• **Records to process**
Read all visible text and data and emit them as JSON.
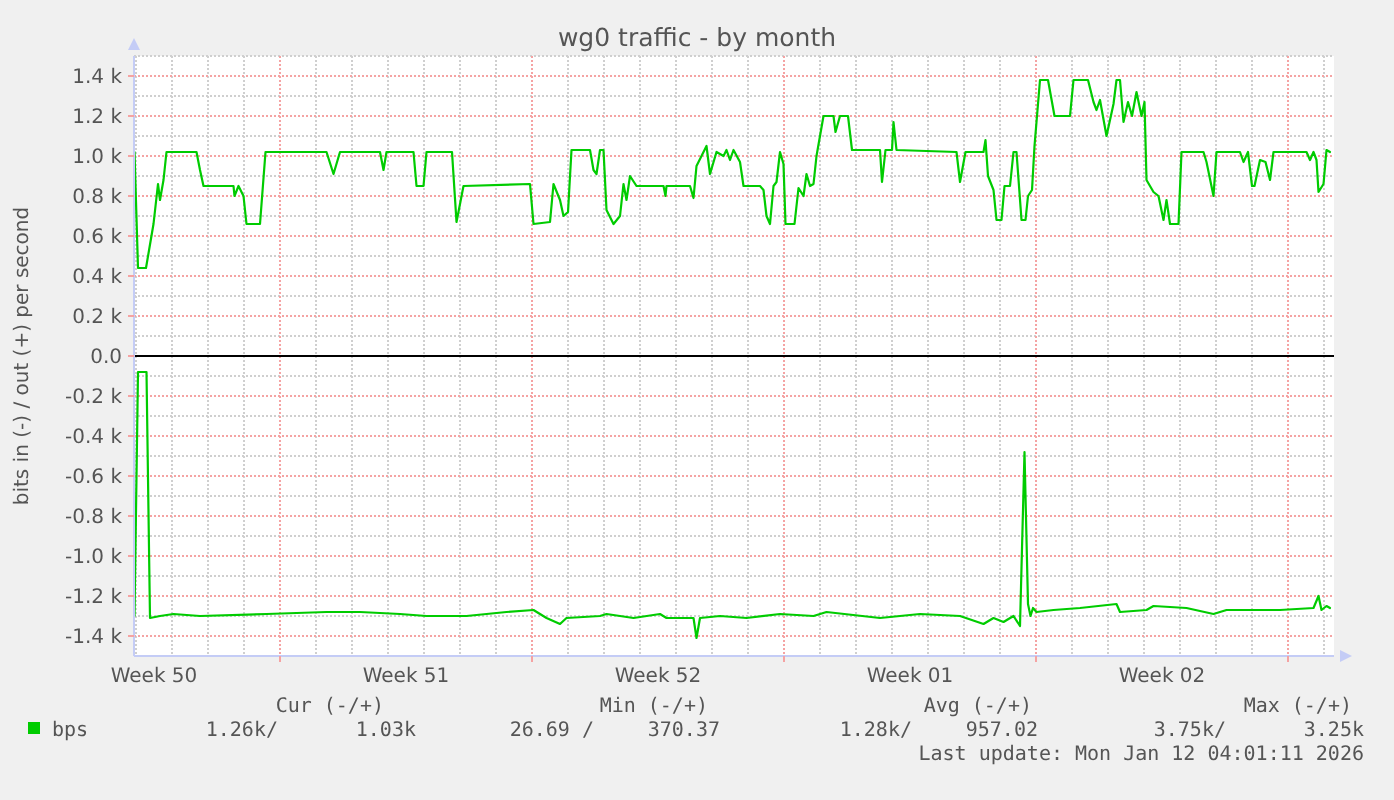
{
  "chart_data": {
    "type": "line",
    "title": "wg0 traffic - by month",
    "ylabel": "bits in (-) / out (+) per second",
    "xlim": [
      "2025-12-09T22:40",
      "2026-01-12T06:40"
    ],
    "xticks": [
      {
        "value": "2025-12-10T12:00",
        "label": "Week 50"
      },
      {
        "value": "2025-12-14T00:00",
        "label": null
      },
      {
        "value": "2025-12-17T12:00",
        "label": "Week 51"
      },
      {
        "value": "2025-12-21T00:00",
        "label": null
      },
      {
        "value": "2025-12-24T12:00",
        "label": "Week 52"
      },
      {
        "value": "2025-12-28T00:00",
        "label": null
      },
      {
        "value": "2025-12-31T12:00",
        "label": "Week 01"
      },
      {
        "value": "2026-01-04T00:00",
        "label": null
      },
      {
        "value": "2026-01-07T12:00",
        "label": "Week 02"
      },
      {
        "value": "2026-01-11T00:00",
        "label": null
      }
    ],
    "ylim": [
      -1500,
      1500
    ],
    "yticks": [
      {
        "value": -1400,
        "label": "-1.4 k"
      },
      {
        "value": -1200,
        "label": "-1.2 k"
      },
      {
        "value": -1000,
        "label": "-1.0 k"
      },
      {
        "value": -800,
        "label": "-0.8 k"
      },
      {
        "value": -600,
        "label": "-0.6 k"
      },
      {
        "value": -400,
        "label": "-0.4 k"
      },
      {
        "value": -200,
        "label": "-0.2 k"
      },
      {
        "value": 0,
        "label": "0.0"
      },
      {
        "value": 200,
        "label": "0.2 k"
      },
      {
        "value": 400,
        "label": "0.4 k"
      },
      {
        "value": 600,
        "label": "0.6 k"
      },
      {
        "value": 800,
        "label": "0.8 k"
      },
      {
        "value": 1000,
        "label": "1.0 k"
      },
      {
        "value": 1200,
        "label": "1.2 k"
      },
      {
        "value": 1400,
        "label": "1.4 k"
      }
    ],
    "grid": true,
    "legend": "bottom",
    "ref_lines": [
      {
        "axis": "y",
        "value": 0,
        "color": "#000000"
      }
    ],
    "series": [
      {
        "name": "bps",
        "color": "#00cc00",
        "x": [
          "2025-12-09T23:00",
          "2025-12-10T01:20",
          "2025-12-10T06:40",
          "2025-12-10T11:40",
          "2025-12-10T14:40",
          "2025-12-10T16:00",
          "2025-12-10T18:20",
          "2025-12-10T20:20",
          "2025-12-11T16:20",
          "2025-12-11T18:40",
          "2025-12-11T21:00",
          "2025-12-12T17:00",
          "2025-12-12T17:40",
          "2025-12-12T20:20",
          "2025-12-12T23:40",
          "2025-12-13T01:40",
          "2025-12-13T10:40",
          "2025-12-13T14:20",
          "2025-12-15T07:00",
          "2025-12-15T11:40",
          "2025-12-15T16:00",
          "2025-12-16T18:40",
          "2025-12-16T21:00",
          "2025-12-16T23:00",
          "2025-12-17T17:00",
          "2025-12-17T19:00",
          "2025-12-17T23:40",
          "2025-12-18T01:40",
          "2025-12-18T18:40",
          "2025-12-18T21:40",
          "2025-12-19T02:20",
          "2025-12-20T22:40",
          "2025-12-21T01:00",
          "2025-12-21T12:00",
          "2025-12-21T14:20",
          "2025-12-21T18:40",
          "2025-12-21T21:00",
          "2025-12-22T00:00",
          "2025-12-22T02:20",
          "2025-12-22T14:40",
          "2025-12-22T17:00",
          "2025-12-22T19:00",
          "2025-12-22T21:20",
          "2025-12-22T23:40",
          "2025-12-23T01:40",
          "2025-12-23T06:20",
          "2025-12-23T10:40",
          "2025-12-23T13:00",
          "2025-12-23T15:00",
          "2025-12-23T17:20",
          "2025-12-23T21:40",
          "2025-12-24T15:40",
          "2025-12-24T17:00",
          "2025-12-24T17:40",
          "2025-12-25T09:20",
          "2025-12-25T11:40",
          "2025-12-25T13:40",
          "2025-12-25T18:20",
          "2025-12-25T20:20",
          "2025-12-25T22:40",
          "2025-12-26T03:00",
          "2025-12-26T07:40",
          "2025-12-26T09:40",
          "2025-12-26T12:00",
          "2025-12-26T14:20",
          "2025-12-26T18:40",
          "2025-12-26T21:00",
          "2025-12-27T08:00",
          "2025-12-27T10:20",
          "2025-12-27T12:20",
          "2025-12-27T14:40",
          "2025-12-27T17:00",
          "2025-12-27T19:00",
          "2025-12-27T21:20",
          "2025-12-27T23:40",
          "2025-12-28T01:00",
          "2025-12-28T07:00",
          "2025-12-28T09:40",
          "2025-12-28T13:00",
          "2025-12-28T15:00",
          "2025-12-28T17:20",
          "2025-12-28T19:40",
          "2025-12-28T21:40",
          "2025-12-29T02:20",
          "2025-12-29T09:00",
          "2025-12-29T10:20",
          "2025-12-29T13:20",
          "2025-12-29T18:40",
          "2025-12-29T21:20",
          "2025-12-30T16:00",
          "2025-12-30T17:20",
          "2025-12-30T19:40",
          "2025-12-31T00:00",
          "2025-12-31T01:00",
          "2025-12-31T03:00",
          "2026-01-01T19:00",
          "2026-01-01T21:20",
          "2026-01-02T01:00",
          "2026-01-02T13:00",
          "2026-01-02T14:20",
          "2026-01-02T16:00",
          "2026-01-02T19:40",
          "2026-01-02T21:40",
          "2026-01-03T01:00",
          "2026-01-03T03:00",
          "2026-01-03T06:40",
          "2026-01-03T09:00",
          "2026-01-03T11:00",
          "2026-01-03T14:20",
          "2026-01-03T17:00",
          "2026-01-03T18:40",
          "2026-01-03T21:20",
          "2026-01-03T23:00",
          "2026-01-04T02:40",
          "2026-01-04T08:00",
          "2026-01-04T12:20",
          "2026-01-04T22:40",
          "2026-01-05T01:00",
          "2026-01-05T10:40",
          "2026-01-05T14:20",
          "2026-01-05T16:20",
          "2026-01-05T18:40",
          "2026-01-05T23:00",
          "2026-01-06T03:40",
          "2026-01-06T05:40",
          "2026-01-06T08:00",
          "2026-01-06T10:20",
          "2026-01-06T13:20",
          "2026-01-06T16:00",
          "2026-01-06T19:00",
          "2026-01-06T22:20",
          "2026-01-07T00:20",
          "2026-01-07T01:40",
          "2026-01-07T06:20",
          "2026-01-07T09:40",
          "2026-01-07T13:00",
          "2026-01-07T15:00",
          "2026-01-07T17:20",
          "2026-01-07T23:00",
          "2026-01-08T01:00",
          "2026-01-08T15:40",
          "2026-01-08T17:40",
          "2026-01-08T22:20",
          "2026-01-09T00:20",
          "2026-01-09T16:00",
          "2026-01-09T18:20",
          "2026-01-09T21:20",
          "2026-01-10T00:00",
          "2026-01-10T01:40",
          "2026-01-10T05:20",
          "2026-01-10T09:00",
          "2026-01-10T12:00",
          "2026-01-10T14:20",
          "2026-01-11T12:20",
          "2026-01-11T14:40",
          "2026-01-11T17:00",
          "2026-01-11T19:00",
          "2026-01-11T20:20",
          "2026-01-11T23:40",
          "2026-01-12T01:40",
          "2026-01-12T04:00"
        ],
        "values": [
          1020,
          440,
          440,
          660,
          860,
          780,
          880,
          1020,
          1020,
          930,
          850,
          850,
          800,
          850,
          800,
          660,
          660,
          1020,
          1020,
          910,
          1020,
          1020,
          930,
          1020,
          1020,
          850,
          850,
          1020,
          1020,
          670,
          850,
          860,
          660,
          670,
          860,
          780,
          700,
          720,
          1030,
          1030,
          930,
          910,
          1030,
          1030,
          730,
          660,
          700,
          860,
          780,
          900,
          850,
          850,
          800,
          850,
          850,
          790,
          950,
          1020,
          1050,
          910,
          1020,
          1000,
          1030,
          980,
          1030,
          970,
          850,
          850,
          830,
          700,
          660,
          850,
          870,
          1020,
          960,
          660,
          660,
          840,
          800,
          910,
          850,
          860,
          1000,
          1200,
          1200,
          1120,
          1200,
          1200,
          1030,
          1030,
          870,
          1030,
          1030,
          1170,
          1030,
          1020,
          870,
          1020,
          1020,
          1080,
          900,
          830,
          680,
          680,
          850,
          850,
          1020,
          1020,
          680,
          680,
          800,
          830,
          1050,
          1380,
          1380,
          1200,
          1200,
          1380,
          1380,
          1270,
          1230,
          1280,
          1100,
          1260,
          1380,
          1380,
          1170,
          1270,
          1200,
          1320,
          1200,
          1270,
          880,
          820,
          800,
          680,
          780,
          660,
          660,
          1020,
          1020,
          970,
          800,
          1020,
          1020,
          970,
          1020,
          850,
          850,
          980,
          970,
          880,
          1020,
          1020,
          980,
          1020,
          980,
          820,
          860,
          1030,
          1020
        ]
      },
      {
        "color": "#00cc00",
        "x": [
          "2025-12-09T23:00",
          "2025-12-10T01:20",
          "2025-12-10T07:00",
          "2025-12-10T09:20",
          "2025-12-10T16:00",
          "2025-12-11T01:00",
          "2025-12-11T18:40",
          "2025-12-13T15:00",
          "2025-12-15T07:00",
          "2025-12-16T05:20",
          "2025-12-17T08:00",
          "2025-12-18T01:40",
          "2025-12-19T04:20",
          "2025-12-20T07:00",
          "2025-12-21T01:00",
          "2025-12-21T09:40",
          "2025-12-21T18:40",
          "2025-12-21T23:00",
          "2025-12-22T21:20",
          "2025-12-23T01:40",
          "2025-12-23T19:40",
          "2025-12-24T13:20",
          "2025-12-24T17:40",
          "2025-12-25T11:40",
          "2025-12-25T13:40",
          "2025-12-25T16:00",
          "2025-12-26T05:20",
          "2025-12-26T23:00",
          "2025-12-27T21:20",
          "2025-12-28T19:40",
          "2025-12-29T04:20",
          "2025-12-30T16:00",
          "2025-12-31T18:40",
          "2026-01-01T21:20",
          "2026-01-02T13:00",
          "2026-01-02T19:40",
          "2026-01-03T02:20",
          "2026-01-03T09:00",
          "2026-01-03T13:20",
          "2026-01-03T16:20",
          "2026-01-03T18:40",
          "2026-01-03T20:20",
          "2026-01-03T22:00",
          "2026-01-04T00:20",
          "2026-01-04T11:40",
          "2026-01-05T05:20",
          "2026-01-06T05:40",
          "2026-01-06T08:00",
          "2026-01-07T01:40",
          "2026-01-07T06:20",
          "2026-01-08T04:20",
          "2026-01-08T22:20",
          "2026-01-09T07:00",
          "2026-01-10T18:40",
          "2026-01-11T17:00",
          "2026-01-11T20:20",
          "2026-01-11T22:20",
          "2026-01-12T01:40",
          "2026-01-12T04:00"
        ],
        "values": [
          -1300,
          -80,
          -80,
          -1310,
          -1300,
          -1290,
          -1300,
          -1290,
          -1280,
          -1280,
          -1290,
          -1300,
          -1300,
          -1280,
          -1270,
          -1310,
          -1340,
          -1310,
          -1300,
          -1290,
          -1310,
          -1290,
          -1310,
          -1310,
          -1410,
          -1310,
          -1300,
          -1310,
          -1290,
          -1300,
          -1280,
          -1310,
          -1290,
          -1300,
          -1340,
          -1310,
          -1330,
          -1300,
          -1350,
          -480,
          -1240,
          -1300,
          -1260,
          -1280,
          -1270,
          -1260,
          -1240,
          -1280,
          -1270,
          -1250,
          -1260,
          -1290,
          -1270,
          -1270,
          -1260,
          -1200,
          -1270,
          -1250,
          -1260
        ]
      }
    ],
    "annotations": [
      "Cur (-/+)",
      "Min (-/+)",
      "Avg (-/+)",
      "Max (-/+)",
      "1.26k/",
      "1.03k",
      "26.69 /",
      "370.37",
      "1.28k/",
      "957.02",
      "3.75k/",
      "3.25k",
      "Last update: Mon Jan 12 04:01:11 2026"
    ]
  }
}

• **The task**
Select, from the listing, all lines that include the word "Week".

• **Written solution**
        "label": "Week 50"
        "label": "Week 51"
        "label": "Week 52"
        "label": "Week 01"
        "label": "Week 02"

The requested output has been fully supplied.